### STATED EXERCISE
Copy the lines holding the word "fees", all of them.

### MATERIAL SHOWN
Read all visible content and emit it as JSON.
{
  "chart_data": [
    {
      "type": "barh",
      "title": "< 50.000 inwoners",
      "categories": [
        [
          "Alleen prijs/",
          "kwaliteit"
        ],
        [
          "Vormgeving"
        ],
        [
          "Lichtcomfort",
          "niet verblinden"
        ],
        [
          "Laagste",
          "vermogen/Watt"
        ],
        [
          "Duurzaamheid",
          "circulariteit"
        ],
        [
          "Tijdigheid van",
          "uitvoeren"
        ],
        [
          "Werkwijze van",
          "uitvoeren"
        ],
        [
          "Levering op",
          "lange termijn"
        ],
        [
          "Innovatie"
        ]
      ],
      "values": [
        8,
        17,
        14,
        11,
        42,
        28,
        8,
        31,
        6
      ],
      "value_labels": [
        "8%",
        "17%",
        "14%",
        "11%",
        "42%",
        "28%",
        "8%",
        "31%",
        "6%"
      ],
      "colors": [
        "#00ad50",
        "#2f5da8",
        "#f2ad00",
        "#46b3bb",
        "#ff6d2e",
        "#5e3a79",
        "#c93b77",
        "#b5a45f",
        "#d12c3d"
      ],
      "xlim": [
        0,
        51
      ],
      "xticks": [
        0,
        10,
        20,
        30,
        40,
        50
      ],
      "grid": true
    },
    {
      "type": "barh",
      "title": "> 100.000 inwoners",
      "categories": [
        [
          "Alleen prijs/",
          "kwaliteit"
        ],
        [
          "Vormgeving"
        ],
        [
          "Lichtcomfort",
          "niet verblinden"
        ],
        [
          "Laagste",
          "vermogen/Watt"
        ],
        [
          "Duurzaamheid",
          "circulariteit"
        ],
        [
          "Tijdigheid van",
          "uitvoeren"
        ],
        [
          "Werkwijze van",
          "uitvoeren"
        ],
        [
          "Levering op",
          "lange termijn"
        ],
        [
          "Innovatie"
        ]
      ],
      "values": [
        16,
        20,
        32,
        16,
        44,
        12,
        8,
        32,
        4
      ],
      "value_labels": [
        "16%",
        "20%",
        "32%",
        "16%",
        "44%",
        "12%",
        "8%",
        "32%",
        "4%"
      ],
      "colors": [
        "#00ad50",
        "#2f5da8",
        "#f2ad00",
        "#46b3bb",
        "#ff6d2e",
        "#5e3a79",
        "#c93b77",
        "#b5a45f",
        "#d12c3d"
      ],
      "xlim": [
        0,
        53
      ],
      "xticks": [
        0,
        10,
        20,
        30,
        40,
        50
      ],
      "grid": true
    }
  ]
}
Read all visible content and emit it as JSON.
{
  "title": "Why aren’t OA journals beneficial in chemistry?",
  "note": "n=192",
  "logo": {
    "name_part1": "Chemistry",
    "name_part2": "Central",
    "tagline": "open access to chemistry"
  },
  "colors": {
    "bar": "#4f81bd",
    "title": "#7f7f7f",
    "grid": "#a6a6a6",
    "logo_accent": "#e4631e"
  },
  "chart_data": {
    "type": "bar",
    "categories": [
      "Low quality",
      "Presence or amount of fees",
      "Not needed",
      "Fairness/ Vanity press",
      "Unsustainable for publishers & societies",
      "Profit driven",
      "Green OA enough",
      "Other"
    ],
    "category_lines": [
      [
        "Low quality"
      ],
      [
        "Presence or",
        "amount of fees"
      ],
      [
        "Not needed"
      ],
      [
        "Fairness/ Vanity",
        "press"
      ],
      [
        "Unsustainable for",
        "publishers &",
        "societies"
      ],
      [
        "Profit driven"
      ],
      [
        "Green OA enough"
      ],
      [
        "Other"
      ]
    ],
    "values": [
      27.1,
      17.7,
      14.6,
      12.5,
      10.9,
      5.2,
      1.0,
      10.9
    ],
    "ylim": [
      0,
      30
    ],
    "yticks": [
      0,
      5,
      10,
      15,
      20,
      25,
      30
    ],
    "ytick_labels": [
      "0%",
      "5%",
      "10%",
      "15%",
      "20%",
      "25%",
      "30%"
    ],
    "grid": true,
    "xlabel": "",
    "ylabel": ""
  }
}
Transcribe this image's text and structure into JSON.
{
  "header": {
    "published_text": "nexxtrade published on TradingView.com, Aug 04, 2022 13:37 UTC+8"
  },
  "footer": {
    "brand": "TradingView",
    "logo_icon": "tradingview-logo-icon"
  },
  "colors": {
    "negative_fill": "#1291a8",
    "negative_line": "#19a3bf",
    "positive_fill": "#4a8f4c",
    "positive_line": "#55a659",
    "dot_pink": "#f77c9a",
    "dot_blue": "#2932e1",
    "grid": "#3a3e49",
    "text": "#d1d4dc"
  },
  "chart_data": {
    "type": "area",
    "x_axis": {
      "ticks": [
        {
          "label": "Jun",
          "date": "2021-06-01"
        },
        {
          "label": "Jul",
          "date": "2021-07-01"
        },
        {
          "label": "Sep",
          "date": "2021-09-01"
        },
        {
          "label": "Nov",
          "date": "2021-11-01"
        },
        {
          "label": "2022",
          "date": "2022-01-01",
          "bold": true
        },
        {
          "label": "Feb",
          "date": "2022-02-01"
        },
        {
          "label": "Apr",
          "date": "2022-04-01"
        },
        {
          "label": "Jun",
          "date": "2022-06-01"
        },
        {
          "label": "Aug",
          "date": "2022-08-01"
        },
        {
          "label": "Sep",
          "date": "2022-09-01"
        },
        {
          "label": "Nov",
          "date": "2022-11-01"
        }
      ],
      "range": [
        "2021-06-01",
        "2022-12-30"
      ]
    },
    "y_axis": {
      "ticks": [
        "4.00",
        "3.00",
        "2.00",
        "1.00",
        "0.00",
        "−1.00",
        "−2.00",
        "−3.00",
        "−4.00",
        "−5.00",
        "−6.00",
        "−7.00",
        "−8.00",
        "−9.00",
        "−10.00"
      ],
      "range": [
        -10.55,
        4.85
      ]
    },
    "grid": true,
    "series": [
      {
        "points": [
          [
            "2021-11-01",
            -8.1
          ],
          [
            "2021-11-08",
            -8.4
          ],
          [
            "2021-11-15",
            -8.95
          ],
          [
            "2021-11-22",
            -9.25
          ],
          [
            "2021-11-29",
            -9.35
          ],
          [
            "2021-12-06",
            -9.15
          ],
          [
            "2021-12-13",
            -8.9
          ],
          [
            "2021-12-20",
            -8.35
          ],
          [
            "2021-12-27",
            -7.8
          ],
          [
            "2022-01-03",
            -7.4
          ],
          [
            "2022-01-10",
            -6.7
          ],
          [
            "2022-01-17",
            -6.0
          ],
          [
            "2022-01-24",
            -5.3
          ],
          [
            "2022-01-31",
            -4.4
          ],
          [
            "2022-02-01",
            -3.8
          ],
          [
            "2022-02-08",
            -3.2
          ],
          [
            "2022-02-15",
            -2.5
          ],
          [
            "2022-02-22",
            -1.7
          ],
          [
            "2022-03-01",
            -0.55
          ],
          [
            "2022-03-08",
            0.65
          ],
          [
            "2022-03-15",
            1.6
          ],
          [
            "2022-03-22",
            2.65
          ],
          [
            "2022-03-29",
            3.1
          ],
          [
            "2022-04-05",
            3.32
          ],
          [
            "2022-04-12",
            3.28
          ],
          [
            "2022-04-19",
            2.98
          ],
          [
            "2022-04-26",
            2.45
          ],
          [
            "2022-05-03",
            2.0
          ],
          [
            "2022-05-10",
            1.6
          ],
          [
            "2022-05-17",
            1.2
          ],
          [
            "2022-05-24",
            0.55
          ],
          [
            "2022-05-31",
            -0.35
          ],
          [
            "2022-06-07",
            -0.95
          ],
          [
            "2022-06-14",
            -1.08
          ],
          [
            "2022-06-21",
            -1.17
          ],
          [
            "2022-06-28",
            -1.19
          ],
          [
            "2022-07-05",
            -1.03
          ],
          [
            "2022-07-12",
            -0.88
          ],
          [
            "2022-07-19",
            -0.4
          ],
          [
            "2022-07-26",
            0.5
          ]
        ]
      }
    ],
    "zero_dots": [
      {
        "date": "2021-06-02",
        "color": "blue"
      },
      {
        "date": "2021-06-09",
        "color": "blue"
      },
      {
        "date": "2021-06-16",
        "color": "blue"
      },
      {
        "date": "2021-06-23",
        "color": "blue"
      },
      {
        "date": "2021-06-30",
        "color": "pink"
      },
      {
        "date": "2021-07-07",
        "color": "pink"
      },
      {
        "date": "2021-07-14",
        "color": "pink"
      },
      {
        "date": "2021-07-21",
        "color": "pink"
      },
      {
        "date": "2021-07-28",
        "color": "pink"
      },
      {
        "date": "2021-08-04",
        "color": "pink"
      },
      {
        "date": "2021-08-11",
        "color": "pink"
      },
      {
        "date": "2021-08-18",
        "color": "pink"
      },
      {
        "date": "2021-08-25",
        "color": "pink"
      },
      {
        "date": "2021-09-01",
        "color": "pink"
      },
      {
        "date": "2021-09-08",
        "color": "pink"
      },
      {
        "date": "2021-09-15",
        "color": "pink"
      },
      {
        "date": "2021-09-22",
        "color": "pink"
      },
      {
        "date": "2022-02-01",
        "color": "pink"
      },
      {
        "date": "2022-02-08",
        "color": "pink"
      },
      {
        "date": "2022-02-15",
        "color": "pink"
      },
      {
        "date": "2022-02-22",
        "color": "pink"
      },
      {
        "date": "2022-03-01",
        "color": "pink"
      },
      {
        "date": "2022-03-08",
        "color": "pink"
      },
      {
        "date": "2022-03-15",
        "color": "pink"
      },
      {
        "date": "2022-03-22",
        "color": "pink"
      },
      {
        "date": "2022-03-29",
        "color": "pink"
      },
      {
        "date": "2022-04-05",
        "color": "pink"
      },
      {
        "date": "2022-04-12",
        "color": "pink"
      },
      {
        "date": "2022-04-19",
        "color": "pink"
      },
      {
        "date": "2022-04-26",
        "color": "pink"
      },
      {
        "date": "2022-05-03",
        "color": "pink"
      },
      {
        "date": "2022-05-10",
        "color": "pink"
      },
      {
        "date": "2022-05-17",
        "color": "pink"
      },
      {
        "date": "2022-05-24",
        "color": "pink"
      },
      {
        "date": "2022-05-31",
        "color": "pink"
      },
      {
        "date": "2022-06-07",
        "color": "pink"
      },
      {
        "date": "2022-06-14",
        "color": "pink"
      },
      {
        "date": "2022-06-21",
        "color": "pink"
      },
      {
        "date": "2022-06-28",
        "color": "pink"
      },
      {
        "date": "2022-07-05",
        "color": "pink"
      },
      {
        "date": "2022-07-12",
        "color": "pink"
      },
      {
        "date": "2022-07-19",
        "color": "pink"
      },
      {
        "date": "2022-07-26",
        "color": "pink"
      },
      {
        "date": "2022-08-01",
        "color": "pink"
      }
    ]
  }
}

### THE SOLUTION
      "Presence or amount of fees",
        "amount of fees"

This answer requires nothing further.